* START PROVIDED INFORMATION *
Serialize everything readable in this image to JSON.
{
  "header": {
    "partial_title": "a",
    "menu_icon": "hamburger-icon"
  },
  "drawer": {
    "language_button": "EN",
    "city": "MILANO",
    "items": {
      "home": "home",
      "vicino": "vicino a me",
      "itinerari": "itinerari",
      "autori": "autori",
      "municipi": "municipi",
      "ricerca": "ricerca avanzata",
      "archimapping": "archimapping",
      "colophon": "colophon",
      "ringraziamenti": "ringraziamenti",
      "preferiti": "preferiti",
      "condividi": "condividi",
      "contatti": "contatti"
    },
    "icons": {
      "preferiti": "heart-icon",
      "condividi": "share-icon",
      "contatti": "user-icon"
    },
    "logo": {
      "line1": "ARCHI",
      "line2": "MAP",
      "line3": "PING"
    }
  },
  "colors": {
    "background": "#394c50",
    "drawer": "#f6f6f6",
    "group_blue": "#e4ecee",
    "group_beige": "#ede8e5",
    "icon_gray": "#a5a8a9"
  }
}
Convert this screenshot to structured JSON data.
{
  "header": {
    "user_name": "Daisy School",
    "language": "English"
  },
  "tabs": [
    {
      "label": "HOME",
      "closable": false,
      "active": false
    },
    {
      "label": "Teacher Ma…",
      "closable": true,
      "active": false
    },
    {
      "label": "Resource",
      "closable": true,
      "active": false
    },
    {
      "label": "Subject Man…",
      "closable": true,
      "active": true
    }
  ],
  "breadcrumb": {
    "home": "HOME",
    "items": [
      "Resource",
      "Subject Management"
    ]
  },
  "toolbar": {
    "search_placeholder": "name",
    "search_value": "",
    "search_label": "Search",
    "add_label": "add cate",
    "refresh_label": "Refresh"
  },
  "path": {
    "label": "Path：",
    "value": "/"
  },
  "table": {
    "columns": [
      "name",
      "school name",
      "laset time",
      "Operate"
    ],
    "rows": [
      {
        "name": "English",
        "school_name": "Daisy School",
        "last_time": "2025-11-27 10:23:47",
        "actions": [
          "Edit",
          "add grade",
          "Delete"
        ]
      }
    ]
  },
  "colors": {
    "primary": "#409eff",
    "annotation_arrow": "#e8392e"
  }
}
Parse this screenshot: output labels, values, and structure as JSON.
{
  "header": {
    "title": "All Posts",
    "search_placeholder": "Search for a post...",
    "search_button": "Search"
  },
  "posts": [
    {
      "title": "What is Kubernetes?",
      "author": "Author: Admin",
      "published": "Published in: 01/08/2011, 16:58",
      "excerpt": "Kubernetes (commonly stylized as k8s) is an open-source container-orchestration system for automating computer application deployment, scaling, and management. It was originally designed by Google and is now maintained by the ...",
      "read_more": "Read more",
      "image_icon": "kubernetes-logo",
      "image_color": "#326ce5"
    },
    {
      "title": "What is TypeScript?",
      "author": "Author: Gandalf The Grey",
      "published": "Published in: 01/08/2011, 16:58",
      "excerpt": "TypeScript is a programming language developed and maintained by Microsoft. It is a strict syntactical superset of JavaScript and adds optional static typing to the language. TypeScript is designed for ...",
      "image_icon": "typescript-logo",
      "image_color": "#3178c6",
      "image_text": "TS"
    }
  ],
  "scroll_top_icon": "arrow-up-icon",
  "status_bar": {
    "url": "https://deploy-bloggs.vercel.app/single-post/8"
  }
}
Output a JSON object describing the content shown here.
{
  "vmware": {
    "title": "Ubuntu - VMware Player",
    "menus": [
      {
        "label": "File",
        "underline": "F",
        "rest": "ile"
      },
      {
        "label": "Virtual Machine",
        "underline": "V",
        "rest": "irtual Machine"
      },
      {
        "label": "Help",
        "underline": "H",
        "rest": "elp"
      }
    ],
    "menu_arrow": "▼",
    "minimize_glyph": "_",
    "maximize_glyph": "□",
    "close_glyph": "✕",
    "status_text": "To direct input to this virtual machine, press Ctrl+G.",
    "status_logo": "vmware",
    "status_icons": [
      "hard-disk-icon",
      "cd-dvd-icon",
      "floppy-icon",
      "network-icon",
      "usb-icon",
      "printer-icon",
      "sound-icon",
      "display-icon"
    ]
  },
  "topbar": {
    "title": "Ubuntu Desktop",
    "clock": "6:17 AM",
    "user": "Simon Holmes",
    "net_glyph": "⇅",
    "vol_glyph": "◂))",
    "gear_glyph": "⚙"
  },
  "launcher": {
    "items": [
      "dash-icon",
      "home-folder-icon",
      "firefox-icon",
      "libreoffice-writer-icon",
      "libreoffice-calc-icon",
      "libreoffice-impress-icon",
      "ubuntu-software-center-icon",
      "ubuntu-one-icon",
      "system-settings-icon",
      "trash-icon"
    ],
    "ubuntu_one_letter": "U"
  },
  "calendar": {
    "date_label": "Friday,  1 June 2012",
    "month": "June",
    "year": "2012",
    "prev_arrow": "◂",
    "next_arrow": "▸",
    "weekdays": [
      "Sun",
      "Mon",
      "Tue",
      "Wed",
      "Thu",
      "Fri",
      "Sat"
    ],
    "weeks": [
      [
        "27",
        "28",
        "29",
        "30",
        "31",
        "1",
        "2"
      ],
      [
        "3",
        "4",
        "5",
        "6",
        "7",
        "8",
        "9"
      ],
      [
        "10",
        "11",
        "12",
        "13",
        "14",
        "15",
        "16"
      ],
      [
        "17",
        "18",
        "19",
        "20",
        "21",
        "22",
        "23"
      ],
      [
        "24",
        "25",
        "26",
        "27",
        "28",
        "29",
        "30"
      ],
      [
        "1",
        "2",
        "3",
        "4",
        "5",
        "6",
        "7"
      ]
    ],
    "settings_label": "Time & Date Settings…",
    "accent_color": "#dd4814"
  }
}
* END PROVIDED INFORMATION *
WHAT TO DO
Figure out how many lines of the data above include "excerpt", then give the number and nothing more.

RESPONSE TO THE TASK
2